### Your objective
Below are entries to be transcribed exactly; exclude the pictures from the copy.

### Record extracts

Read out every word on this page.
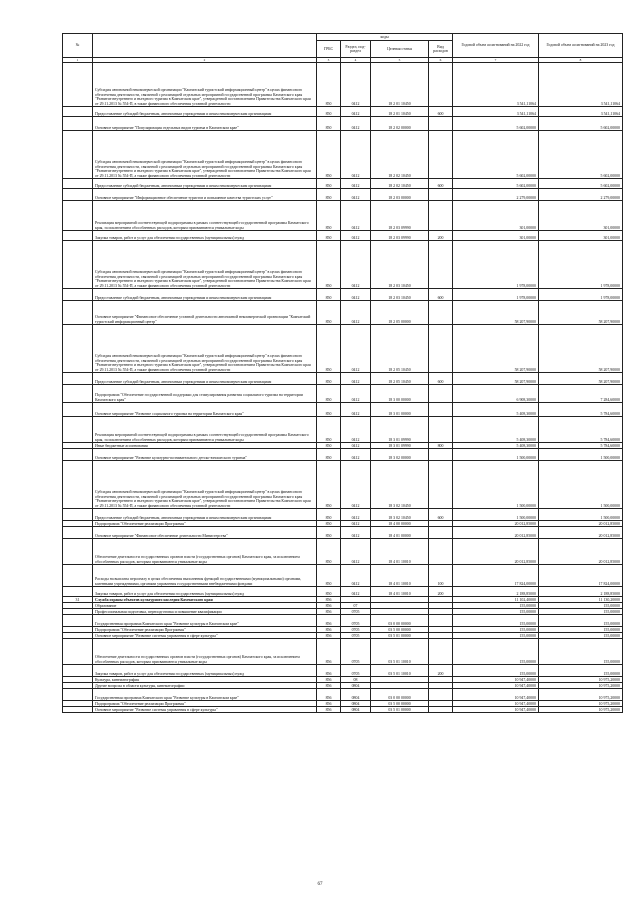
№		коды				Годовой объем ассигнований на 2022 год	Годовой объем ассигнований на 2023 год
		ГРБС	Раздел, под-раздел	Целевая статья	Вид расходов		
1	2	3	4	5	6	7	8
	Субсидия автономной некоммерческой организации "Камчатский туристский информационный центр" в целях финансового обеспечения деятельности, связанной с реализацией отдельных мероприятий государственной программы Камчатского края "Развитие внутреннего и въездного туризма в Камчатском крае", утвержденной постановлением Правительства Камчатского края от 29.11.2013 № 554-П, в также финансового обеспечения уставной деятельности	850	0412	18 2 01 10450		3 541,11064	3 541,11064
	Предоставление субсидий бюджетным, автономным учреждениям и иным некоммерческим организациям	850	0412	18 2 01 10450	600	3 541,11064	3 541,11064
	Основное мероприятие "Популяризация отдельных видов туризма в Камчатском крае"	850	0412	18 2 02 00000		5 602,00000	5 602,00000
	Субсидия автономной некоммерческой организации "Камчатский туристский информационный центр" в целях финансового обеспечения деятельности, связанной с реализацией отдельных мероприятий государственной программы Камчатского края "Развитие внутреннего и въездного туризма в Камчатском крае", утвержденной постановлением Правительства Камчатского края от 29.11.2013 № 554-П, а также финансового обеспечения уставной деятельности	850	0412	18 2 02 10450		5 602,00000	5 602,00000
	Предоставление субсидий бюджетным, автономным учреждениям и иным некоммерческим организациям	850	0412	18 2 02 10450	600	5 602,00000	5 602,00000
	Основное мероприятие "Информационное обеспечение туристов и повышение качества туристских услуг"	850	0412	18 2 03 00000		2 279,00000	2 279,00000
	Реализация мероприятий соответствующей подпрограммы в рамках соответствующей государственной программы Камчатского края, за исключением обособленных расходов, которым присваиваются уникальные коды	850	0412	18 2 03 09990		301,00000	301,00000
	Закупка товаров, работ и услуг для обеспечения государственных (муниципальных) нужд	850	0412	18 2 03 09990	200	301,00000	301,00000
	Субсидия автономной некоммерческой организации "Камчатский туристский информационный центр" в целях финансового обеспечения деятельности, связанной с реализацией отдельных мероприятий государственной программы Камчатского края "Развитие внутреннего и въездного туризма в Камчатском крае", утвержденной постановлением Правительства Камчатского края от 29.11.2013 № 554-П, а также финансового обеспечения уставной деятельности	850	0412	18 2 03 10450		1 978,00000	1 978,00000
	Предоставление субсидий бюджетным, автономным учреждениям и иным некоммерческим организациям	850	0412	18 2 03 10450	600	1 978,00000	1 978,00000
	Основное мероприятие "Финансовое обеспечение уставной деятельности автономной некоммерческой организации "Камчатский туристский информационный центр"	850	0412	18 2 05 00000		58 207,90000	58 207,90000
	Субсидия автономной некоммерческой организации "Камчатский туристский информационный центр" в целях финансового обеспечения деятельности, связанной с реализацией отдельных мероприятий государственной программы Камчатского края "Развитие внутреннего и въездного туризма в Камчатском крае", утвержденной постановлением Правительства Камчатского края от 29.11.2013 № 554-П, а также финансового обеспечения уставной деятельности	850	0412	18 2 05 10450		58 207,90000	58 207,90000
	Предоставление субсидий бюджетным, автономным учреждениям и иным некоммерческим организациям	850	0412	18 2 05 10450	600	58 207,90000	58 207,90000
	Подпрограмма "Обеспечение государственной поддержки для стимулирования развития социального туризма на территории Камчатского края"	850	0412	18 3 00 00000		6 908,30000	7 284,60000
	Основное мероприятие "Развитие социального туризма на территории Камчатского края"	850	0412	18 3 01 00000		5 408,30000	5 784,60000
	Реализация мероприятий соответствующей подпрограммы в рамках соответствующей государственной программы Камчатского края, за исключением обособленных расходов, которым присваиваются уникальные коды	850	0412	18 3 01 09990		5 408,30000	5 784,60000
	Иные бюджетные ассигнования	850	0412	18 3 01 09990	800	5 408,30000	5 784,60000
	Основное мероприятие "Развитие культурно-познавательного детско-юношеского туризма"	850	0412	18 3 02 00000		1 500,00000	1 500,00000
	Субсидия автономной некоммерческой организации "Камчатский туристский информационный центр" в целях финансового обеспечения деятельности, связанной с реализацией отдельных мероприятий государственной программы Камчатского края "Развитие внутреннего и въездного туризма в Камчатском крае", утвержденной постановлением Правительства Камчатского края от 29.11.2013 № 554-П, а также финансового обеспечения уставной деятельности	850	0412	18 3 02 10450		1 500,00000	1 500,00000
	Предоставление субсидий бюджетным, автономным учреждениям и иным некоммерческим организациям	850	0412	18 3 02 10450	600	1 500,00000	1 500,00000
	Подпрограмма "Обеспечение реализации Программы"	850	0412	18 4 00 00000		20 012,85000	20 012,85000
	Основное мероприятие "Финансовое обеспечение деятельности Министерства"	850	0412	18 4 01 00000		20 012,85000	20 012,85000
	Обеспечение деятельности государственных органов власти (государственных органов) Камчатского края, за исключением обособленных расходов, которым присваиваются уникальные коды	850	0412	18 4 01 10010		20 012,85000	20 012,85000
	Расходы на выплаты персоналу в целях обеспечения выполнения функций государственными (муниципальными) органами, казенными учреждениями, органами управления государственными внебюджетными фондами	850	0412	18 4 01 10010	100	17 824,00000	17 824,00000
	Закупка товаров, работ и услуг для обеспечения государственных (муниципальных) нужд	850	0412	18 4 01 10010	200	2 188,85000	2 188,85000
31	Служба охраны объектов культурного наследия Камчатского края	856				11 102,40000	11 130,20000
	Образование	856	07			155,00000	155,00000
	Профессиональная подготовка, переподготовка и повышение квалификации	856	0705			155,00000	155,00000
	Государственная программа Камчатского края "Развитие культуры в Камчатском крае"	856	0705	03 0 00 00000		155,00000	155,00000
	Подпрограмма "Обеспечение реализации Программы"	856	0705	03 5 00 00000		155,00000	155,00000
	Основное мероприятие "Развитие системы управления в сфере культуры"	856	0705	03 5 01 00000		155,00000	155,00000
	Обеспечение деятельности государственных органов власти (государственных органов) Камчатского края, за исключением обособленных расходов, которым присваиваются уникальные коды	856	0705	03 5 01 10010		155,00000	155,00000
	Закупка товаров, работ и услуг для обеспечения государственных (муниципальных) нужд	856	0705	03 5 01 10010	200	155,00000	155,00000
	Культура, кинематография	856	08			10 947,40000	10 975,20000
	Другие вопросы в области культуры, кинематографии	856	0804			10 947,40000	10 975,20000
	Государственная программа Камчатского края "Развитие культуры в Камчатском крае"	856	0804	03 0 00 00000		10 947,40000	10 975,20000
	Подпрограмма "Обеспечение реализации Программы"	856	0804	03 5 00 00000		10 947,40000	10 975,20000
	Основное мероприятие "Развитие системы управления в сфере культуры"	856	0804	03 5 01 00000		10 947,40000	10 975,20000
67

### Task result
Read out every word on this page.
№		коды				Годовой объем ассигнований на 2022 год	Годовой объем ассигнований на 2023 год
		ГРБС	Раздел, под-раздел	Целевая статья	Вид расходов		
1	2	3	4	5	6	7	8
	Субсидия автономной некоммерческой организации "Камчатский туристский информационный центр" в целях финансового обеспечения деятельности, связанной с реализацией отдельных мероприятий государственной программы Камчатского края "Развитие внутреннего и въездного туризма в Камчатском крае", утвержденной постановлением Правительства Камчатского края от 29.11.2013 № 554-П, в также финансового обеспечения уставной деятельности	850	0412	18 2 01 10450		3 541,11064	3 541,11064
	Предоставление субсидий бюджетным, автономным учреждениям и иным некоммерческим организациям	850	0412	18 2 01 10450	600	3 541,11064	3 541,11064
	Основное мероприятие "Популяризация отдельных видов туризма в Камчатском крае"	850	0412	18 2 02 00000		5 602,00000	5 602,00000
	Субсидия автономной некоммерческой организации "Камчатский туристский информационный центр" в целях финансового обеспечения деятельности, связанной с реализацией отдельных мероприятий государственной программы Камчатского края "Развитие внутреннего и въездного туризма в Камчатском крае", утвержденной постановлением Правительства Камчатского края от 29.11.2013 № 554-П, а также финансового обеспечения уставной деятельности	850	0412	18 2 02 10450		5 602,00000	5 602,00000
	Предоставление субсидий бюджетным, автономным учреждениям и иным некоммерческим организациям	850	0412	18 2 02 10450	600	5 602,00000	5 602,00000
	Основное мероприятие "Информационное обеспечение туристов и повышение качества туристских услуг"	850	0412	18 2 03 00000		2 279,00000	2 279,00000
	Реализация мероприятий соответствующей подпрограммы в рамках соответствующей государственной программы Камчатского края, за исключением обособленных расходов, которым присваиваются уникальные коды	850	0412	18 2 03 09990		301,00000	301,00000
	Закупка товаров, работ и услуг для обеспечения государственных (муниципальных) нужд	850	0412	18 2 03 09990	200	301,00000	301,00000
	Субсидия автономной некоммерческой организации "Камчатский туристский информационный центр" в целях финансового обеспечения деятельности, связанной с реализацией отдельных мероприятий государственной программы Камчатского края "Развитие внутреннего и въездного туризма в Камчатском крае", утвержденной постановлением Правительства Камчатского края от 29.11.2013 № 554-П, а также финансового обеспечения уставной деятельности	850	0412	18 2 03 10450		1 978,00000	1 978,00000
	Предоставление субсидий бюджетным, автономным учреждениям и иным некоммерческим организациям	850	0412	18 2 03 10450	600	1 978,00000	1 978,00000
	Основное мероприятие "Финансовое обеспечение уставной деятельности автономной некоммерческой организации "Камчатский туристский информационный центр"	850	0412	18 2 05 00000		58 207,90000	58 207,90000
	Субсидия автономной некоммерческой организации "Камчатский туристский информационный центр" в целях финансового обеспечения деятельности, связанной с реализацией отдельных мероприятий государственной программы Камчатского края "Развитие внутреннего и въездного туризма в Камчатском крае", утвержденной постановлением Правительства Камчатского края от 29.11.2013 № 554-П, а также финансового обеспечения уставной деятельности	850	0412	18 2 05 10450		58 207,90000	58 207,90000
	Предоставление субсидий бюджетным, автономным учреждениям и иным некоммерческим организациям	850	0412	18 2 05 10450	600	58 207,90000	58 207,90000
	Подпрограмма "Обеспечение государственной поддержки для стимулирования развития социального туризма на территории Камчатского края"	850	0412	18 3 00 00000		6 908,30000	7 284,60000
	Основное мероприятие "Развитие социального туризма на территории Камчатского края"	850	0412	18 3 01 00000		5 408,30000	5 784,60000
	Реализация мероприятий соответствующей подпрограммы в рамках соответствующей государственной программы Камчатского края, за исключением обособленных расходов, которым присваиваются уникальные коды	850	0412	18 3 01 09990		5 408,30000	5 784,60000
	Иные бюджетные ассигнования	850	0412	18 3 01 09990	800	5 408,30000	5 784,60000
	Основное мероприятие "Развитие культурно-познавательного детско-юношеского туризма"	850	0412	18 3 02 00000		1 500,00000	1 500,00000
	Субсидия автономной некоммерческой организации "Камчатский туристский информационный центр" в целях финансового обеспечения деятельности, связанной с реализацией отдельных мероприятий государственной программы Камчатского края "Развитие внутреннего и въездного туризма в Камчатском крае", утвержденной постановлением Правительства Камчатского края от 29.11.2013 № 554-П, а также финансового обеспечения уставной деятельности	850	0412	18 3 02 10450		1 500,00000	1 500,00000
	Предоставление субсидий бюджетным, автономным учреждениям и иным некоммерческим организациям	850	0412	18 3 02 10450	600	1 500,00000	1 500,00000
	Подпрограмма "Обеспечение реализации Программы"	850	0412	18 4 00 00000		20 012,85000	20 012,85000
	Основное мероприятие "Финансовое обеспечение деятельности Министерства"	850	0412	18 4 01 00000		20 012,85000	20 012,85000
	Обеспечение деятельности государственных органов власти (государственных органов) Камчатского края, за исключением обособленных расходов, которым присваиваются уникальные коды	850	0412	18 4 01 10010		20 012,85000	20 012,85000
	Расходы на выплаты персоналу в целях обеспечения выполнения функций государственными (муниципальными) органами, казенными учреждениями, органами управления государственными внебюджетными фондами	850	0412	18 4 01 10010	100	17 824,00000	17 824,00000
	Закупка товаров, работ и услуг для обеспечения государственных (муниципальных) нужд	850	0412	18 4 01 10010	200	2 188,85000	2 188,85000
31	Служба охраны объектов культурного наследия Камчатского края	856				11 102,40000	11 130,20000
	Образование	856	07			155,00000	155,00000
	Профессиональная подготовка, переподготовка и повышение квалификации	856	0705			155,00000	155,00000
	Государственная программа Камчатского края "Развитие культуры в Камчатском крае"	856	0705	03 0 00 00000		155,00000	155,00000
	Подпрограмма "Обеспечение реализации Программы"	856	0705	03 5 00 00000		155,00000	155,00000
	Основное мероприятие "Развитие системы управления в сфере культуры"	856	0705	03 5 01 00000		155,00000	155,00000
	Обеспечение деятельности государственных органов власти (государственных органов) Камчатского края, за исключением обособленных расходов, которым присваиваются уникальные коды	856	0705	03 5 01 10010		155,00000	155,00000
	Закупка товаров, работ и услуг для обеспечения государственных (муниципальных) нужд	856	0705	03 5 01 10010	200	155,00000	155,00000
	Культура, кинематография	856	08			10 947,40000	10 975,20000
	Другие вопросы в области культуры, кинематографии	856	0804			10 947,40000	10 975,20000
	Государственная программа Камчатского края "Развитие культуры в Камчатском крае"	856	0804	03 0 00 00000		10 947,40000	10 975,20000
	Подпрограмма "Обеспечение реализации Программы"	856	0804	03 5 00 00000		10 947,40000	10 975,20000
	Основное мероприятие "Развитие системы управления в сфере культуры"	856	0804	03 5 01 00000		10 947,40000	10 975,20000
67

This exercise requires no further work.